REQUEST: Spot each line in the records below where the word "against" occurs, then copy it.

★ ★ ★ ★ ★

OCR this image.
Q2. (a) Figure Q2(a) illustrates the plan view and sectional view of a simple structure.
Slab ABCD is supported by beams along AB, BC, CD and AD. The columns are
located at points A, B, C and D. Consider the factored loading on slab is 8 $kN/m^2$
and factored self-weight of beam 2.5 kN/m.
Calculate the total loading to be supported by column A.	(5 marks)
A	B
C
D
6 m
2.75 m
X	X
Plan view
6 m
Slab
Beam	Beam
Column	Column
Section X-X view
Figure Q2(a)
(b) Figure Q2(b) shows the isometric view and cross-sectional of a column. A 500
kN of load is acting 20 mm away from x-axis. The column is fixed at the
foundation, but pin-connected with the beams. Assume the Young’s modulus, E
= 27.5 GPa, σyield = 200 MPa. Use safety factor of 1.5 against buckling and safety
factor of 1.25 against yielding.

★ ★ ★ ★ ★

FINISHED EXERCISE:
= 27.5 GPa, σyield = 200 MPa. Use safety factor of 1.5 against buckling and safety
factor of 1.25 against yielding.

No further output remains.